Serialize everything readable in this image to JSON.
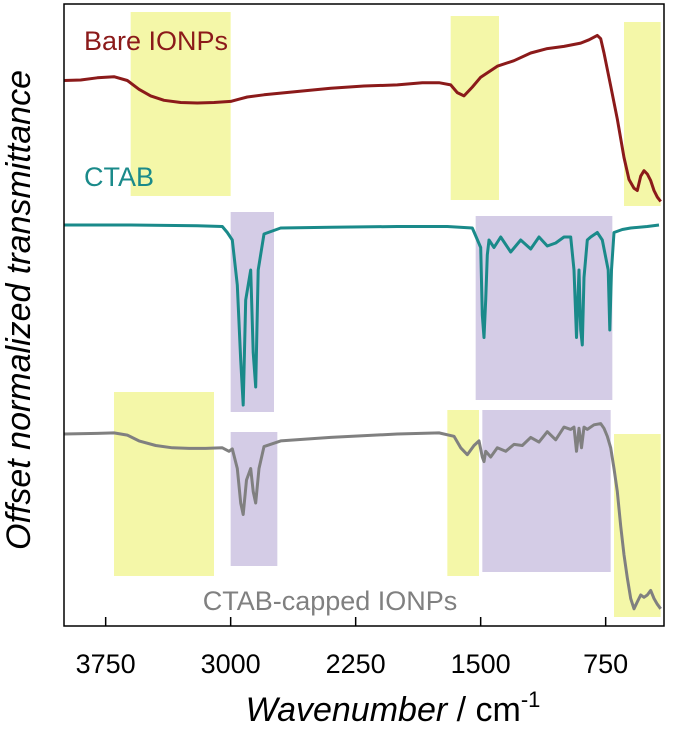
{
  "chart_data": {
    "type": "line",
    "xlabel_main": "Wavenumber",
    "xlabel_sep": " / ",
    "xlabel_unit": "cm",
    "xlabel_exp": "-1",
    "ylabel": "Offset normalized transmittance",
    "xlim": [
      4000,
      400
    ],
    "x_reversed": true,
    "xticks": [
      3750,
      3000,
      2250,
      1500,
      750
    ],
    "grid": false,
    "series": [
      {
        "name": "Bare IONPs",
        "color": "#8b1a1a",
        "label_pos": "top-left",
        "x": [
          4000,
          3900,
          3800,
          3700,
          3620,
          3550,
          3480,
          3400,
          3300,
          3200,
          3100,
          3000,
          2950,
          2900,
          2800,
          2600,
          2400,
          2200,
          2000,
          1850,
          1750,
          1680,
          1640,
          1600,
          1550,
          1500,
          1400,
          1300,
          1200,
          1100,
          1000,
          900,
          850,
          800,
          780,
          760,
          720,
          680,
          640,
          610,
          580,
          560,
          540,
          520,
          500,
          480,
          460,
          440,
          420
        ],
        "y": [
          0.5,
          0.55,
          0.75,
          0.85,
          0.5,
          -0.3,
          -0.9,
          -1.3,
          -1.5,
          -1.55,
          -1.5,
          -1.4,
          -1.2,
          -1.0,
          -0.8,
          -0.5,
          -0.2,
          0.0,
          0.1,
          0.3,
          0.3,
          0.1,
          -0.6,
          -0.9,
          -0.1,
          0.8,
          1.8,
          2.3,
          3.0,
          3.4,
          3.6,
          3.9,
          4.2,
          4.6,
          4.3,
          3.0,
          0.0,
          -3.0,
          -6.5,
          -8.5,
          -9.3,
          -9.5,
          -8.2,
          -7.7,
          -8.0,
          -8.6,
          -9.5,
          -10.1,
          -10.5
        ]
      },
      {
        "name": "CTAB",
        "color": "#1a8a8a",
        "label_pos": "top-left",
        "x": [
          4000,
          3600,
          3200,
          3050,
          3020,
          2990,
          2960,
          2940,
          2925,
          2910,
          2880,
          2865,
          2850,
          2835,
          2800,
          2700,
          2400,
          2000,
          1700,
          1550,
          1500,
          1490,
          1480,
          1470,
          1460,
          1450,
          1420,
          1380,
          1320,
          1260,
          1200,
          1150,
          1100,
          1050,
          1000,
          960,
          940,
          925,
          910,
          900,
          890,
          880,
          860,
          840,
          800,
          770,
          735,
          725,
          715,
          700,
          650,
          600,
          500,
          430
        ],
        "y": [
          0.0,
          0.0,
          -0.05,
          -0.1,
          -0.5,
          -1.0,
          -4.0,
          -9.0,
          -12.0,
          -5.0,
          -3.0,
          -8.5,
          -10.8,
          -3.0,
          -0.6,
          -0.2,
          -0.15,
          -0.1,
          -0.1,
          -0.2,
          -1.5,
          -6.0,
          -7.5,
          -5.0,
          -2.0,
          -1.0,
          -1.5,
          -0.8,
          -1.8,
          -1.0,
          -1.6,
          -0.8,
          -1.4,
          -1.2,
          -0.8,
          -0.8,
          -3.0,
          -7.5,
          -3.0,
          -7.0,
          -8.0,
          -3.5,
          -1.0,
          -0.8,
          -0.5,
          -1.0,
          -3.0,
          -7.0,
          -3.0,
          -0.5,
          -0.3,
          -0.2,
          -0.1,
          0.0
        ]
      },
      {
        "name": "CTAB-capped IONPs",
        "color": "#808080",
        "label_pos": "bottom-center",
        "x": [
          4000,
          3800,
          3700,
          3620,
          3550,
          3450,
          3350,
          3250,
          3150,
          3050,
          3010,
          2990,
          2960,
          2940,
          2925,
          2905,
          2880,
          2865,
          2850,
          2830,
          2800,
          2700,
          2400,
          2000,
          1750,
          1660,
          1620,
          1580,
          1540,
          1510,
          1490,
          1480,
          1470,
          1440,
          1400,
          1350,
          1300,
          1250,
          1200,
          1150,
          1100,
          1050,
          1000,
          960,
          940,
          925,
          910,
          895,
          880,
          860,
          820,
          780,
          760,
          740,
          720,
          700,
          680,
          660,
          640,
          620,
          600,
          580,
          560,
          540,
          520,
          500,
          480,
          460,
          440,
          420
        ],
        "y": [
          0.0,
          0.05,
          0.1,
          -0.1,
          -0.6,
          -1.0,
          -1.2,
          -1.25,
          -1.25,
          -1.2,
          -1.5,
          -1.3,
          -3.0,
          -6.0,
          -7.0,
          -4.0,
          -3.0,
          -5.0,
          -6.0,
          -3.0,
          -1.1,
          -0.6,
          -0.3,
          0.0,
          0.1,
          -0.2,
          -1.2,
          -1.8,
          -1.0,
          -0.6,
          -2.0,
          -2.4,
          -1.5,
          -2.0,
          -1.2,
          -1.5,
          -0.9,
          -1.0,
          -0.3,
          -0.7,
          0.2,
          -0.5,
          0.6,
          0.4,
          0.6,
          -1.5,
          0.5,
          -1.2,
          0.6,
          0.4,
          0.8,
          0.9,
          0.5,
          -0.2,
          -1.2,
          -3.0,
          -5.0,
          -8.0,
          -10.5,
          -12.5,
          -14.3,
          -15.2,
          -14.6,
          -14.0,
          -14.2,
          -14.0,
          -13.6,
          -14.3,
          -14.8,
          -15.2
        ]
      }
    ],
    "bands": [
      {
        "x_from": 3600,
        "x_to": 3000,
        "series": "Bare IONPs",
        "color": "#f4f7a8"
      },
      {
        "x_from": 1680,
        "x_to": 1390,
        "series": "Bare IONPs",
        "color": "#f4f7a8"
      },
      {
        "x_from": 640,
        "x_to": 420,
        "series": "Bare IONPs",
        "color": "#f4f7a8"
      },
      {
        "x_from": 3000,
        "x_to": 2740,
        "series": "CTAB",
        "color": "#d4cce6"
      },
      {
        "x_from": 1530,
        "x_to": 710,
        "series": "CTAB",
        "color": "#d4cce6"
      },
      {
        "x_from": 3700,
        "x_to": 3100,
        "series": "CTAB-capped IONPs",
        "color": "#f4f7a8"
      },
      {
        "x_from": 3000,
        "x_to": 2720,
        "series": "CTAB-capped IONPs",
        "color": "#d4cce6"
      },
      {
        "x_from": 1700,
        "x_to": 1510,
        "series": "CTAB-capped IONPs",
        "color": "#f4f7a8"
      },
      {
        "x_from": 1490,
        "x_to": 720,
        "series": "CTAB-capped IONPs",
        "color": "#d4cce6"
      },
      {
        "x_from": 700,
        "x_to": 420,
        "series": "CTAB-capped IONPs",
        "color": "#f4f7a8"
      }
    ]
  }
}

Objective: Using the material above, gather every line that includes "name".

Solution:
        "name": "Bare IONPs",
        "name": "CTAB",
        "name": "CTAB-capped IONPs",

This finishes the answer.